### What is being asked
In the entries below, find every line holding the string "ylabel" and collect it.

----- Available data -----

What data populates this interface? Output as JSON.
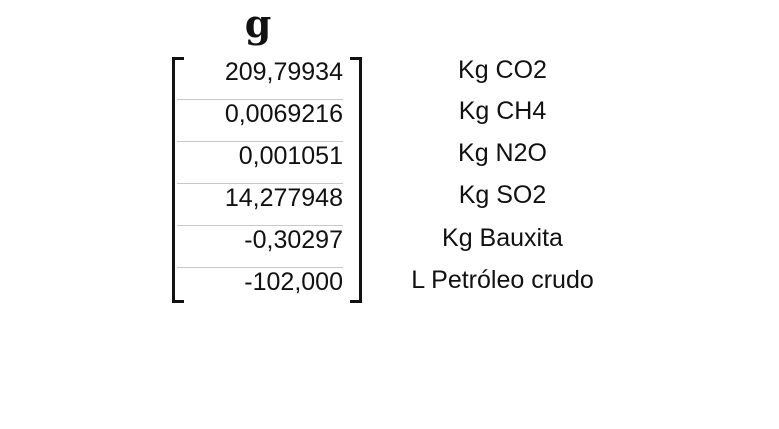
{
  "heading": "g",
  "values": [
    "209,79934",
    "0,0069216",
    "0,001051",
    "14,277948",
    "-0,30297",
    "-102,000"
  ],
  "units": [
    "Kg CO2",
    "Kg CH4",
    "Kg N2O",
    "Kg SO2",
    "Kg Bauxita",
    "L Petróleo crudo"
  ]
}
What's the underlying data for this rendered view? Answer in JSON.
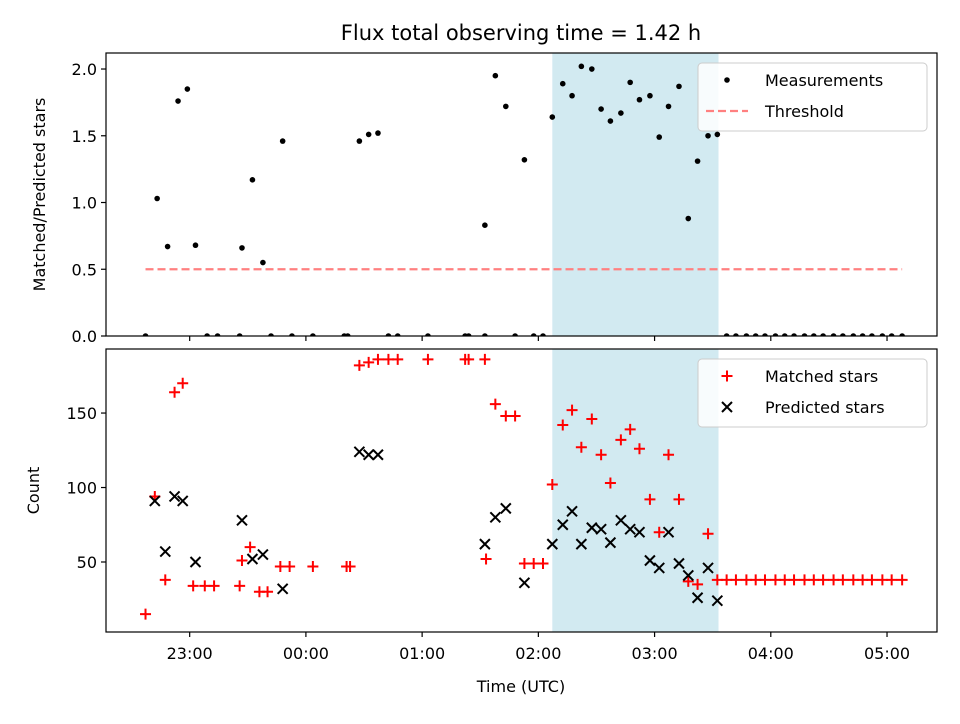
{
  "figure_title": "Flux total observing time = 1.42 h",
  "x_axis_label": "Time (UTC)",
  "x_tick_labels": [
    "23:00",
    "00:00",
    "01:00",
    "02:00",
    "03:00",
    "04:00",
    "05:00"
  ],
  "colors": {
    "measurement": "#000000",
    "threshold": "#ff8080",
    "matched": "#ff0000",
    "predicted": "#000000",
    "highlight": "#add8e6"
  },
  "chart_data": [
    {
      "type": "scatter",
      "name": "ratio-panel",
      "ylabel": "Matched/Predicted stars",
      "ylim": [
        0,
        2.12
      ],
      "yticks": [
        0.0,
        0.5,
        1.0,
        1.5,
        2.0
      ],
      "ytick_labels": [
        "0.0",
        "0.5",
        "1.0",
        "1.5",
        "2.0"
      ],
      "xlim_hours": [
        -1.72,
        5.43
      ],
      "highlight_span_hours": [
        2.12,
        3.55
      ],
      "legend": {
        "location": "upper right",
        "entries": [
          "Measurements",
          "Threshold"
        ]
      },
      "threshold": {
        "name": "Threshold",
        "y": 0.5,
        "x_range_hours": [
          -1.38,
          5.13
        ]
      },
      "series": [
        {
          "name": "Measurements",
          "marker": "dot",
          "points": [
            [
              -1.38,
              0.0
            ],
            [
              -1.28,
              1.03
            ],
            [
              -1.19,
              0.67
            ],
            [
              -1.1,
              1.76
            ],
            [
              -1.02,
              1.85
            ],
            [
              -0.95,
              0.68
            ],
            [
              -0.85,
              0.0
            ],
            [
              -0.76,
              0.0
            ],
            [
              -0.57,
              0.0
            ],
            [
              -0.55,
              0.66
            ],
            [
              -0.46,
              1.17
            ],
            [
              -0.37,
              0.55
            ],
            [
              -0.3,
              0.0
            ],
            [
              -0.2,
              1.46
            ],
            [
              -0.12,
              0.0
            ],
            [
              0.06,
              0.0
            ],
            [
              0.33,
              0.0
            ],
            [
              0.36,
              0.0
            ],
            [
              0.46,
              1.46
            ],
            [
              0.54,
              1.51
            ],
            [
              0.62,
              1.52
            ],
            [
              0.71,
              0.0
            ],
            [
              0.79,
              0.0
            ],
            [
              1.05,
              0.0
            ],
            [
              1.37,
              0.0
            ],
            [
              1.4,
              0.0
            ],
            [
              1.54,
              0.83
            ],
            [
              1.54,
              0.0
            ],
            [
              1.63,
              1.95
            ],
            [
              1.72,
              1.72
            ],
            [
              1.8,
              0.0
            ],
            [
              1.88,
              1.32
            ],
            [
              1.96,
              0.0
            ],
            [
              2.04,
              0.0
            ],
            [
              2.12,
              1.64
            ],
            [
              2.21,
              1.89
            ],
            [
              2.29,
              1.8
            ],
            [
              2.37,
              2.02
            ],
            [
              2.46,
              2.0
            ],
            [
              2.54,
              1.7
            ],
            [
              2.62,
              1.61
            ],
            [
              2.71,
              1.67
            ],
            [
              2.79,
              1.9
            ],
            [
              2.87,
              1.77
            ],
            [
              2.96,
              1.8
            ],
            [
              3.04,
              1.49
            ],
            [
              3.12,
              1.72
            ],
            [
              3.21,
              1.87
            ],
            [
              3.29,
              0.88
            ],
            [
              3.37,
              1.31
            ],
            [
              3.46,
              1.5
            ],
            [
              3.54,
              1.51
            ],
            [
              3.62,
              0.0
            ],
            [
              3.7,
              0.0
            ],
            [
              3.79,
              0.0
            ],
            [
              3.87,
              0.0
            ],
            [
              3.95,
              0.0
            ],
            [
              4.04,
              0.0
            ],
            [
              4.12,
              0.0
            ],
            [
              4.2,
              0.0
            ],
            [
              4.29,
              0.0
            ],
            [
              4.37,
              0.0
            ],
            [
              4.45,
              0.0
            ],
            [
              4.54,
              0.0
            ],
            [
              4.62,
              0.0
            ],
            [
              4.71,
              0.0
            ],
            [
              4.79,
              0.0
            ],
            [
              4.87,
              0.0
            ],
            [
              4.96,
              0.0
            ],
            [
              5.04,
              0.0
            ],
            [
              5.13,
              0.0
            ]
          ]
        }
      ]
    },
    {
      "type": "scatter",
      "name": "count-panel",
      "ylabel": "Count",
      "ylim": [
        3,
        193
      ],
      "yticks": [
        50,
        100,
        150
      ],
      "ytick_labels": [
        "50",
        "100",
        "150"
      ],
      "xlim_hours": [
        -1.72,
        5.43
      ],
      "highlight_span_hours": [
        2.12,
        3.55
      ],
      "legend": {
        "location": "upper right",
        "entries": [
          "Matched stars",
          "Predicted stars"
        ]
      },
      "series": [
        {
          "name": "Matched stars",
          "marker": "plus",
          "points": [
            [
              -1.38,
              15
            ],
            [
              -1.3,
              94
            ],
            [
              -1.21,
              38
            ],
            [
              -1.13,
              164
            ],
            [
              -1.06,
              170
            ],
            [
              -0.97,
              34
            ],
            [
              -0.87,
              34
            ],
            [
              -0.79,
              34
            ],
            [
              -0.57,
              34
            ],
            [
              -0.55,
              51
            ],
            [
              -0.48,
              60
            ],
            [
              -0.4,
              30
            ],
            [
              -0.33,
              30
            ],
            [
              -0.22,
              47
            ],
            [
              -0.14,
              47
            ],
            [
              0.06,
              47
            ],
            [
              0.35,
              47
            ],
            [
              0.38,
              47
            ],
            [
              0.46,
              182
            ],
            [
              0.54,
              184
            ],
            [
              0.62,
              186
            ],
            [
              0.71,
              186
            ],
            [
              0.79,
              186
            ],
            [
              1.05,
              186
            ],
            [
              1.37,
              186
            ],
            [
              1.4,
              186
            ],
            [
              1.54,
              186
            ],
            [
              1.55,
              52
            ],
            [
              1.63,
              156
            ],
            [
              1.72,
              148
            ],
            [
              1.8,
              148
            ],
            [
              1.88,
              49
            ],
            [
              1.96,
              49
            ],
            [
              2.04,
              49
            ],
            [
              2.12,
              102
            ],
            [
              2.21,
              142
            ],
            [
              2.29,
              152
            ],
            [
              2.37,
              127
            ],
            [
              2.46,
              146
            ],
            [
              2.54,
              122
            ],
            [
              2.62,
              103
            ],
            [
              2.71,
              132
            ],
            [
              2.79,
              139
            ],
            [
              2.87,
              126
            ],
            [
              2.96,
              92
            ],
            [
              3.04,
              70
            ],
            [
              3.12,
              122
            ],
            [
              3.21,
              92
            ],
            [
              3.29,
              37
            ],
            [
              3.37,
              35
            ],
            [
              3.46,
              69
            ],
            [
              3.54,
              38
            ],
            [
              3.62,
              38
            ],
            [
              3.7,
              38
            ],
            [
              3.79,
              38
            ],
            [
              3.87,
              38
            ],
            [
              3.95,
              38
            ],
            [
              4.04,
              38
            ],
            [
              4.12,
              38
            ],
            [
              4.2,
              38
            ],
            [
              4.29,
              38
            ],
            [
              4.37,
              38
            ],
            [
              4.45,
              38
            ],
            [
              4.54,
              38
            ],
            [
              4.62,
              38
            ],
            [
              4.71,
              38
            ],
            [
              4.79,
              38
            ],
            [
              4.87,
              38
            ],
            [
              4.96,
              38
            ],
            [
              5.04,
              38
            ],
            [
              5.13,
              38
            ]
          ]
        },
        {
          "name": "Predicted stars",
          "marker": "x",
          "points": [
            [
              -1.3,
              91
            ],
            [
              -1.21,
              57
            ],
            [
              -1.13,
              94
            ],
            [
              -1.06,
              91
            ],
            [
              -0.95,
              50
            ],
            [
              -0.55,
              78
            ],
            [
              -0.46,
              52
            ],
            [
              -0.37,
              55
            ],
            [
              -0.2,
              32
            ],
            [
              0.46,
              124
            ],
            [
              0.54,
              122
            ],
            [
              0.62,
              122
            ],
            [
              1.54,
              62
            ],
            [
              1.63,
              80
            ],
            [
              1.72,
              86
            ],
            [
              1.88,
              36
            ],
            [
              2.12,
              62
            ],
            [
              2.21,
              75
            ],
            [
              2.29,
              84
            ],
            [
              2.37,
              62
            ],
            [
              2.46,
              73
            ],
            [
              2.54,
              72
            ],
            [
              2.62,
              63
            ],
            [
              2.71,
              78
            ],
            [
              2.79,
              72
            ],
            [
              2.87,
              70
            ],
            [
              2.96,
              51
            ],
            [
              3.04,
              46
            ],
            [
              3.12,
              70
            ],
            [
              3.21,
              49
            ],
            [
              3.29,
              41
            ],
            [
              3.37,
              26
            ],
            [
              3.46,
              46
            ],
            [
              3.54,
              24
            ]
          ]
        }
      ]
    }
  ]
}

-----

### Result for this exercise
      "ylabel": "Matched/Predicted stars",
      "ylabel": "Count",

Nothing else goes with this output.